* Start Extracted information *
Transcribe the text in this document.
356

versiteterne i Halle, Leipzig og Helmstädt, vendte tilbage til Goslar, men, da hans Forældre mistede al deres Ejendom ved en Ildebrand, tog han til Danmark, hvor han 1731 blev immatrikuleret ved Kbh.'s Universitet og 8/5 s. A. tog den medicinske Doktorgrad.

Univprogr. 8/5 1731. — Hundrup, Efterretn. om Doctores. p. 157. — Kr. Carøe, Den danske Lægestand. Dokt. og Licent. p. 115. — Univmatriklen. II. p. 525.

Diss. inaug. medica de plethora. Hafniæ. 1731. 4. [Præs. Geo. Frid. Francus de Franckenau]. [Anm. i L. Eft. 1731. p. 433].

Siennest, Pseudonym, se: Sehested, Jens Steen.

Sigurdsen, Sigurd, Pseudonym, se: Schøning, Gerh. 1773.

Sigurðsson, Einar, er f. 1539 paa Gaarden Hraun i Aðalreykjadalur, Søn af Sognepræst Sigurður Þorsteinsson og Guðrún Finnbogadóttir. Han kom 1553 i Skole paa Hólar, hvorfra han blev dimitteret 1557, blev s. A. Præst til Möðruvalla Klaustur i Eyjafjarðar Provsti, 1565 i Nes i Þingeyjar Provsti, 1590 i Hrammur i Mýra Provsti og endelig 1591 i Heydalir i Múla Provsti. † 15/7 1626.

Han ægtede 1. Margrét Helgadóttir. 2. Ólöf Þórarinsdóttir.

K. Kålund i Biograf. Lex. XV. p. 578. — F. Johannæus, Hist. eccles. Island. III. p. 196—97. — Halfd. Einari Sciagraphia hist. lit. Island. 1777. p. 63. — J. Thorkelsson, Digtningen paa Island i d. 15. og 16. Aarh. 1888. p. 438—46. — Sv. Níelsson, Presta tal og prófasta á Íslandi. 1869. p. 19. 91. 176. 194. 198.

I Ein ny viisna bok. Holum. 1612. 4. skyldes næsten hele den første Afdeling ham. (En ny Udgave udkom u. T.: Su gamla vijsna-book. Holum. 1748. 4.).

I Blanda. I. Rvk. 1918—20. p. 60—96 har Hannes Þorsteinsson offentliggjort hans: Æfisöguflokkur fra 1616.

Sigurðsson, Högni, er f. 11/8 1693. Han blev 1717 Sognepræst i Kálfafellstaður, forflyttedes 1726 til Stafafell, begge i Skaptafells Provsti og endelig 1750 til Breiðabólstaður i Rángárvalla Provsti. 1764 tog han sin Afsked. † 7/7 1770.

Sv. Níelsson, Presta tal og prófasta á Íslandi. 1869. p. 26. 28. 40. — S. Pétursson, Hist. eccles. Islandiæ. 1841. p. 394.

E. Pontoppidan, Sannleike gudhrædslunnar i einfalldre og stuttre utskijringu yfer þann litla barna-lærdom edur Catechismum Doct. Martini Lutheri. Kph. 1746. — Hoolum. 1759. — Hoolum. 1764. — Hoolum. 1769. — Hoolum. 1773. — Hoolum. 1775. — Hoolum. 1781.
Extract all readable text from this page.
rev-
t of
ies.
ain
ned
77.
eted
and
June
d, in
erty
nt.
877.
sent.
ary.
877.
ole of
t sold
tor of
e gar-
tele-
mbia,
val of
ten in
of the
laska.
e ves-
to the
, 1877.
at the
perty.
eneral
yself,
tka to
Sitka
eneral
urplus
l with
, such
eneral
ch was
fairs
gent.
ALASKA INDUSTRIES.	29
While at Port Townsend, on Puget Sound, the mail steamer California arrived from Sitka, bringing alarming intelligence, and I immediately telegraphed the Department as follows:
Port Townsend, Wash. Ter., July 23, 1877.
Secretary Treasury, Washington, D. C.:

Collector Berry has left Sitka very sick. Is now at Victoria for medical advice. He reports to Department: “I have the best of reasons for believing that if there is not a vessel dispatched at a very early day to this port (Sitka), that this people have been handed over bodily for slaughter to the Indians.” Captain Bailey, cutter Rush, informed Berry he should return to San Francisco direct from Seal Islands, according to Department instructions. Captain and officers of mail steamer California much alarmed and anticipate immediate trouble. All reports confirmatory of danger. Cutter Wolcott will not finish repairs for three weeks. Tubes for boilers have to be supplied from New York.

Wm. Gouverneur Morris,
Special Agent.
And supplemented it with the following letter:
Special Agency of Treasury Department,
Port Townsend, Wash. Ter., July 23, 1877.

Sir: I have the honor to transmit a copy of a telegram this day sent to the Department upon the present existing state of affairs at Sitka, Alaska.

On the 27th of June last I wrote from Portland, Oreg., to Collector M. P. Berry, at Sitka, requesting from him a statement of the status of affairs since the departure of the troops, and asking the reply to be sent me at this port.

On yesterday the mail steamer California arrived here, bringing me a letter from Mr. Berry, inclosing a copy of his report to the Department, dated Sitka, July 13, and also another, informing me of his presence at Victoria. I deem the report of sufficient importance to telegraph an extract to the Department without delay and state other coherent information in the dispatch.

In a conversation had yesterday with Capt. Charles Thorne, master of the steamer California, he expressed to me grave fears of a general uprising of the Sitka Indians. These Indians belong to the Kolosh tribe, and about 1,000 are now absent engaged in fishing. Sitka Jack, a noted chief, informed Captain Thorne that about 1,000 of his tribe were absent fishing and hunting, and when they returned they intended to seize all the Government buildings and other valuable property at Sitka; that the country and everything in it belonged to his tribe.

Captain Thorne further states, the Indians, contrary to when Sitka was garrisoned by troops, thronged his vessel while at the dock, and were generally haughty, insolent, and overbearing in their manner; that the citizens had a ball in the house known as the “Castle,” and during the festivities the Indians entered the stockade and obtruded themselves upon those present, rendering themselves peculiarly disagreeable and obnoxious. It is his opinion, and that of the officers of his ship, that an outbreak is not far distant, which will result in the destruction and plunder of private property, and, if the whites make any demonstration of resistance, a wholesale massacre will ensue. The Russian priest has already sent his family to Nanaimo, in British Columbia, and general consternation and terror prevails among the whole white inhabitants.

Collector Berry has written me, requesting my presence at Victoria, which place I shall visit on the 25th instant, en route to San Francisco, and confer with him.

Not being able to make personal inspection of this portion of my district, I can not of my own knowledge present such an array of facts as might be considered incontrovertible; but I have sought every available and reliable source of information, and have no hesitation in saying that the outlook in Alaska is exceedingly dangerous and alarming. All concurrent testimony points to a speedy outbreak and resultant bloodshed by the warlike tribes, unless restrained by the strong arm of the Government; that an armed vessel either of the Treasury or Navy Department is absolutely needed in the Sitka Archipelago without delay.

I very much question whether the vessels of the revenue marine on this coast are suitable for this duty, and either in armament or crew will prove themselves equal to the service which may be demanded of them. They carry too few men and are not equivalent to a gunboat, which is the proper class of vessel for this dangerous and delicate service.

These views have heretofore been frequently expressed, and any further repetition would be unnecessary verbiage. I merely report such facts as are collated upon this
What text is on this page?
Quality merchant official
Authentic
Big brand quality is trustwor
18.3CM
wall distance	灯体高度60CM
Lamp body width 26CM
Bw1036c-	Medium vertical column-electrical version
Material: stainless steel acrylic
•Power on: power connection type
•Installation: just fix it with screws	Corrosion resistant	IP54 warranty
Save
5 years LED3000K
* End Extracted information *
■ **Goal of the exercise**:
Repeat the whole listing exactly, keeping every line intact.

■ **Solution for this exercise**:
Transcribe the text in this document.
356

versiteterne i Halle, Leipzig og Helmstädt, vendte tilbage til Goslar, men, da hans Forældre mistede al deres Ejendom ved en Ildebrand, tog han til Danmark, hvor han 1731 blev immatrikuleret ved Kbh.'s Universitet og 8/5 s. A. tog den medicinske Doktorgrad.

Univprogr. 8/5 1731. — Hundrup, Efterretn. om Doctores. p. 157. — Kr. Carøe, Den danske Lægestand. Dokt. og Licent. p. 115. — Univmatriklen. II. p. 525.

Diss. inaug. medica de plethora. Hafniæ. 1731. 4. [Præs. Geo. Frid. Francus de Franckenau]. [Anm. i L. Eft. 1731. p. 433].

Siennest, Pseudonym, se: Sehested, Jens Steen.

Sigurdsen, Sigurd, Pseudonym, se: Schøning, Gerh. 1773.

Sigurðsson, Einar, er f. 1539 paa Gaarden Hraun i Aðalreykjadalur, Søn af Sognepræst Sigurður Þorsteinsson og Guðrún Finnbogadóttir. Han kom 1553 i Skole paa Hólar, hvorfra han blev dimitteret 1557, blev s. A. Præst til Möðruvalla Klaustur i Eyjafjarðar Provsti, 1565 i Nes i Þingeyjar Provsti, 1590 i Hrammur i Mýra Provsti og endelig 1591 i Heydalir i Múla Provsti. † 15/7 1626.

Han ægtede 1. Margrét Helgadóttir. 2. Ólöf Þórarinsdóttir.

K. Kålund i Biograf. Lex. XV. p. 578. — F. Johannæus, Hist. eccles. Island. III. p. 196—97. — Halfd. Einari Sciagraphia hist. lit. Island. 1777. p. 63. — J. Thorkelsson, Digtningen paa Island i d. 15. og 16. Aarh. 1888. p. 438—46. — Sv. Níelsson, Presta tal og prófasta á Íslandi. 1869. p. 19. 91. 176. 194. 198.

I Ein ny viisna bok. Holum. 1612. 4. skyldes næsten hele den første Afdeling ham. (En ny Udgave udkom u. T.: Su gamla vijsna-book. Holum. 1748. 4.).

I Blanda. I. Rvk. 1918—20. p. 60—96 har Hannes Þorsteinsson offentliggjort hans: Æfisöguflokkur fra 1616.

Sigurðsson, Högni, er f. 11/8 1693. Han blev 1717 Sognepræst i Kálfafellstaður, forflyttedes 1726 til Stafafell, begge i Skaptafells Provsti og endelig 1750 til Breiðabólstaður i Rángárvalla Provsti. 1764 tog han sin Afsked. † 7/7 1770.

Sv. Níelsson, Presta tal og prófasta á Íslandi. 1869. p. 26. 28. 40. — S. Pétursson, Hist. eccles. Islandiæ. 1841. p. 394.

E. Pontoppidan, Sannleike gudhrædslunnar i einfalldre og stuttre utskijringu yfer þann litla barna-lærdom edur Catechismum Doct. Martini Lutheri. Kph. 1746. — Hoolum. 1759. — Hoolum. 1764. — Hoolum. 1769. — Hoolum. 1773. — Hoolum. 1775. — Hoolum. 1781.
Extract all readable text from this page.
rev-
t of
ies.
ain
ned
77.
eted
and
June
d, in
erty
nt.
877.
sent.
ary.
877.
ole of
t sold
tor of
e gar-
tele-
mbia,
val of
ten in
of the
laska.
e ves-
to the
, 1877.
at the
perty.
eneral
yself,
tka to
Sitka
eneral
urplus
l with
, such
eneral
ch was
fairs
gent.
ALASKA INDUSTRIES.	29
While at Port Townsend, on Puget Sound, the mail steamer California arrived from Sitka, bringing alarming intelligence, and I immediately telegraphed the Department as follows:
Port Townsend, Wash. Ter., July 23, 1877.
Secretary Treasury, Washington, D. C.:

Collector Berry has left Sitka very sick. Is now at Victoria for medical advice. He reports to Department: “I have the best of reasons for believing that if there is not a vessel dispatched at a very early day to this port (Sitka), that this people have been handed over bodily for slaughter to the Indians.” Captain Bailey, cutter Rush, informed Berry he should return to San Francisco direct from Seal Islands, according to Department instructions. Captain and officers of mail steamer California much alarmed and anticipate immediate trouble. All reports confirmatory of danger. Cutter Wolcott will not finish repairs for three weeks. Tubes for boilers have to be supplied from New York.

Wm. Gouverneur Morris,
Special Agent.
And supplemented it with the following letter:
Special Agency of Treasury Department,
Port Townsend, Wash. Ter., July 23, 1877.

Sir: I have the honor to transmit a copy of a telegram this day sent to the Department upon the present existing state of affairs at Sitka, Alaska.

On the 27th of June last I wrote from Portland, Oreg., to Collector M. P. Berry, at Sitka, requesting from him a statement of the status of affairs since the departure of the troops, and asking the reply to be sent me at this port.

On yesterday the mail steamer California arrived here, bringing me a letter from Mr. Berry, inclosing a copy of his report to the Department, dated Sitka, July 13, and also another, informing me of his presence at Victoria. I deem the report of sufficient importance to telegraph an extract to the Department without delay and state other coherent information in the dispatch.

In a conversation had yesterday with Capt. Charles Thorne, master of the steamer California, he expressed to me grave fears of a general uprising of the Sitka Indians. These Indians belong to the Kolosh tribe, and about 1,000 are now absent engaged in fishing. Sitka Jack, a noted chief, informed Captain Thorne that about 1,000 of his tribe were absent fishing and hunting, and when they returned they intended to seize all the Government buildings and other valuable property at Sitka; that the country and everything in it belonged to his tribe.

Captain Thorne further states, the Indians, contrary to when Sitka was garrisoned by troops, thronged his vessel while at the dock, and were generally haughty, insolent, and overbearing in their manner; that the citizens had a ball in the house known as the “Castle,” and during the festivities the Indians entered the stockade and obtruded themselves upon those present, rendering themselves peculiarly disagreeable and obnoxious. It is his opinion, and that of the officers of his ship, that an outbreak is not far distant, which will result in the destruction and plunder of private property, and, if the whites make any demonstration of resistance, a wholesale massacre will ensue. The Russian priest has already sent his family to Nanaimo, in British Columbia, and general consternation and terror prevails among the whole white inhabitants.

Collector Berry has written me, requesting my presence at Victoria, which place I shall visit on the 25th instant, en route to San Francisco, and confer with him.

Not being able to make personal inspection of this portion of my district, I can not of my own knowledge present such an array of facts as might be considered incontrovertible; but I have sought every available and reliable source of information, and have no hesitation in saying that the outlook in Alaska is exceedingly dangerous and alarming. All concurrent testimony points to a speedy outbreak and resultant bloodshed by the warlike tribes, unless restrained by the strong arm of the Government; that an armed vessel either of the Treasury or Navy Department is absolutely needed in the Sitka Archipelago without delay.

I very much question whether the vessels of the revenue marine on this coast are suitable for this duty, and either in armament or crew will prove themselves equal to the service which may be demanded of them. They carry too few men and are not equivalent to a gunboat, which is the proper class of vessel for this dangerous and delicate service.

These views have heretofore been frequently expressed, and any further repetition would be unnecessary verbiage. I merely report such facts as are collated upon this
What text is on this page?
Quality merchant official
Authentic
Big brand quality is trustwor
18.3CM
wall distance	灯体高度60CM
Lamp body width 26CM
Bw1036c-	Medium vertical column-electrical version
Material: stainless steel acrylic
•Power on: power connection type
•Installation: just fix it with screws	Corrosion resistant	IP54 warranty
Save
5 years LED3000K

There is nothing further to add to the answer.